* EXERCISE DETAILS *
Make an exact copy of all the entries below, with the pictures left out.

* SUPPLIED DATA *

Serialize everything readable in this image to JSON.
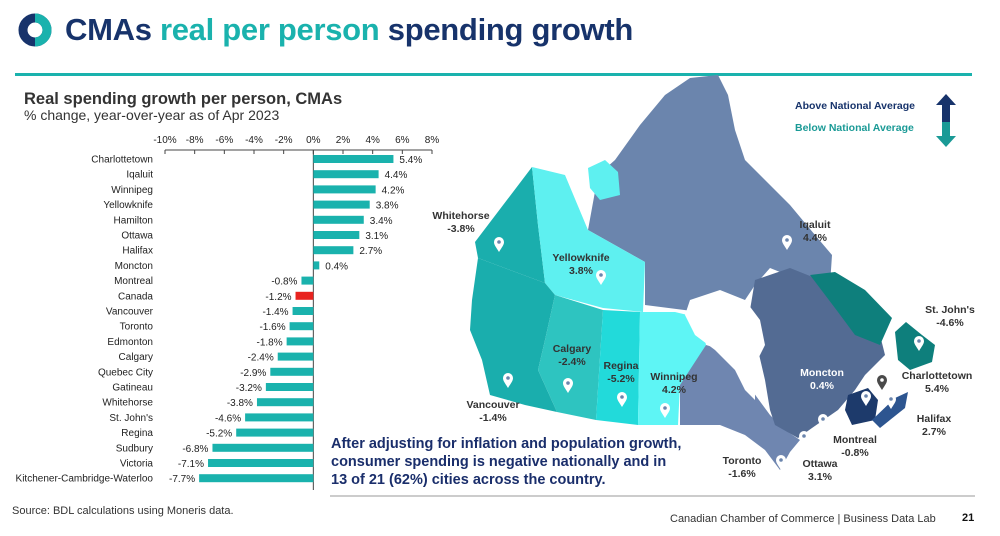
{
  "header": {
    "title_part1": "CMAs",
    "title_part2": "real per person",
    "title_part3": "spending growth"
  },
  "chart_data": {
    "type": "bar",
    "orientation": "horizontal",
    "title": "Real spending growth per person, CMAs",
    "subtitle": "% change, year-over-year as of Apr 2023",
    "xlim": [
      -10,
      8
    ],
    "xticks": [
      "-10%",
      "-8%",
      "-6%",
      "-4%",
      "-2%",
      "0%",
      "2%",
      "4%",
      "6%",
      "8%"
    ],
    "tick_values": [
      -10,
      -8,
      -6,
      -4,
      -2,
      0,
      2,
      4,
      6,
      8
    ],
    "categories": [
      "Charlottetown",
      "Iqaluit",
      "Winnipeg",
      "Yellowknife",
      "Hamilton",
      "Ottawa",
      "Halifax",
      "Moncton",
      "Montreal",
      "Canada",
      "Vancouver",
      "Toronto",
      "Edmonton",
      "Calgary",
      "Quebec City",
      "Gatineau",
      "Whitehorse",
      "St. John's",
      "Regina",
      "Sudbury",
      "Victoria",
      "Kitchener-Cambridge-Waterloo"
    ],
    "values": [
      5.4,
      4.4,
      4.2,
      3.8,
      3.4,
      3.1,
      2.7,
      0.4,
      -0.8,
      -1.2,
      -1.4,
      -1.6,
      -1.8,
      -2.4,
      -2.9,
      -3.2,
      -3.8,
      -4.6,
      -5.2,
      -6.8,
      -7.1,
      -7.7
    ],
    "labels": [
      "5.4%",
      "4.4%",
      "4.2%",
      "3.8%",
      "3.4%",
      "3.1%",
      "2.7%",
      "0.4%",
      "-0.8%",
      "-1.2%",
      "-1.4%",
      "-1.6%",
      "-1.8%",
      "-2.4%",
      "-2.9%",
      "-3.2%",
      "-3.8%",
      "-4.6%",
      "-5.2%",
      "-6.8%",
      "-7.1%",
      "-7.7%"
    ],
    "bar_color": "#1ab2ad",
    "highlight": {
      "category": "Canada",
      "color": "#e8231f"
    }
  },
  "legend": {
    "above": "Above National Average",
    "below": "Below National Average",
    "above_color": "#17336b",
    "below_color": "#1a9a96"
  },
  "map": {
    "cities": [
      {
        "name": "Whitehorse",
        "value": "-3.8%"
      },
      {
        "name": "Yellowknife",
        "value": "3.8%"
      },
      {
        "name": "Iqaluit",
        "value": "4.4%"
      },
      {
        "name": "Vancouver",
        "value": "-1.4%"
      },
      {
        "name": "Calgary",
        "value": "-2.4%"
      },
      {
        "name": "Regina",
        "value": "-5.2%"
      },
      {
        "name": "Winnipeg",
        "value": "4.2%"
      },
      {
        "name": "Moncton",
        "value": "0.4%"
      },
      {
        "name": "St. John's",
        "value": "-4.6%"
      },
      {
        "name": "Charlottetown",
        "value": "5.4%"
      },
      {
        "name": "Halifax",
        "value": "2.7%"
      },
      {
        "name": "Montreal",
        "value": "-0.8%"
      },
      {
        "name": "Toronto",
        "value": "-1.6%"
      },
      {
        "name": "Ottawa",
        "value": "3.1%"
      }
    ]
  },
  "callout": {
    "line1": "After adjusting for inflation and population growth,",
    "line2": "consumer spending is negative nationally and in",
    "line3": "13 of 21 (62%) cities across the country."
  },
  "source": "Source: BDL calculations using Moneris data.",
  "footer": {
    "org": "Canadian Chamber of Commerce | Business Data Lab",
    "page": "21"
  }
}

* FULL OUTPUT *
Serialize everything readable in this image to JSON.
{
  "header": {
    "title_part1": "CMAs",
    "title_part2": "real per person",
    "title_part3": "spending growth"
  },
  "chart_data": {
    "type": "bar",
    "orientation": "horizontal",
    "title": "Real spending growth per person, CMAs",
    "subtitle": "% change, year-over-year as of Apr 2023",
    "xlim": [
      -10,
      8
    ],
    "xticks": [
      "-10%",
      "-8%",
      "-6%",
      "-4%",
      "-2%",
      "0%",
      "2%",
      "4%",
      "6%",
      "8%"
    ],
    "tick_values": [
      -10,
      -8,
      -6,
      -4,
      -2,
      0,
      2,
      4,
      6,
      8
    ],
    "categories": [
      "Charlottetown",
      "Iqaluit",
      "Winnipeg",
      "Yellowknife",
      "Hamilton",
      "Ottawa",
      "Halifax",
      "Moncton",
      "Montreal",
      "Canada",
      "Vancouver",
      "Toronto",
      "Edmonton",
      "Calgary",
      "Quebec City",
      "Gatineau",
      "Whitehorse",
      "St. John's",
      "Regina",
      "Sudbury",
      "Victoria",
      "Kitchener-Cambridge-Waterloo"
    ],
    "values": [
      5.4,
      4.4,
      4.2,
      3.8,
      3.4,
      3.1,
      2.7,
      0.4,
      -0.8,
      -1.2,
      -1.4,
      -1.6,
      -1.8,
      -2.4,
      -2.9,
      -3.2,
      -3.8,
      -4.6,
      -5.2,
      -6.8,
      -7.1,
      -7.7
    ],
    "labels": [
      "5.4%",
      "4.4%",
      "4.2%",
      "3.8%",
      "3.4%",
      "3.1%",
      "2.7%",
      "0.4%",
      "-0.8%",
      "-1.2%",
      "-1.4%",
      "-1.6%",
      "-1.8%",
      "-2.4%",
      "-2.9%",
      "-3.2%",
      "-3.8%",
      "-4.6%",
      "-5.2%",
      "-6.8%",
      "-7.1%",
      "-7.7%"
    ],
    "bar_color": "#1ab2ad",
    "highlight": {
      "category": "Canada",
      "color": "#e8231f"
    }
  },
  "legend": {
    "above": "Above National Average",
    "below": "Below National Average",
    "above_color": "#17336b",
    "below_color": "#1a9a96"
  },
  "map": {
    "cities": [
      {
        "name": "Whitehorse",
        "value": "-3.8%"
      },
      {
        "name": "Yellowknife",
        "value": "3.8%"
      },
      {
        "name": "Iqaluit",
        "value": "4.4%"
      },
      {
        "name": "Vancouver",
        "value": "-1.4%"
      },
      {
        "name": "Calgary",
        "value": "-2.4%"
      },
      {
        "name": "Regina",
        "value": "-5.2%"
      },
      {
        "name": "Winnipeg",
        "value": "4.2%"
      },
      {
        "name": "Moncton",
        "value": "0.4%"
      },
      {
        "name": "St. John's",
        "value": "-4.6%"
      },
      {
        "name": "Charlottetown",
        "value": "5.4%"
      },
      {
        "name": "Halifax",
        "value": "2.7%"
      },
      {
        "name": "Montreal",
        "value": "-0.8%"
      },
      {
        "name": "Toronto",
        "value": "-1.6%"
      },
      {
        "name": "Ottawa",
        "value": "3.1%"
      }
    ]
  },
  "callout": {
    "line1": "After adjusting for inflation and population growth,",
    "line2": "consumer spending is negative nationally and in",
    "line3": "13 of 21 (62%) cities across the country."
  },
  "source": "Source: BDL calculations using Moneris data.",
  "footer": {
    "org": "Canadian Chamber of Commerce | Business Data Lab",
    "page": "21"
  }
}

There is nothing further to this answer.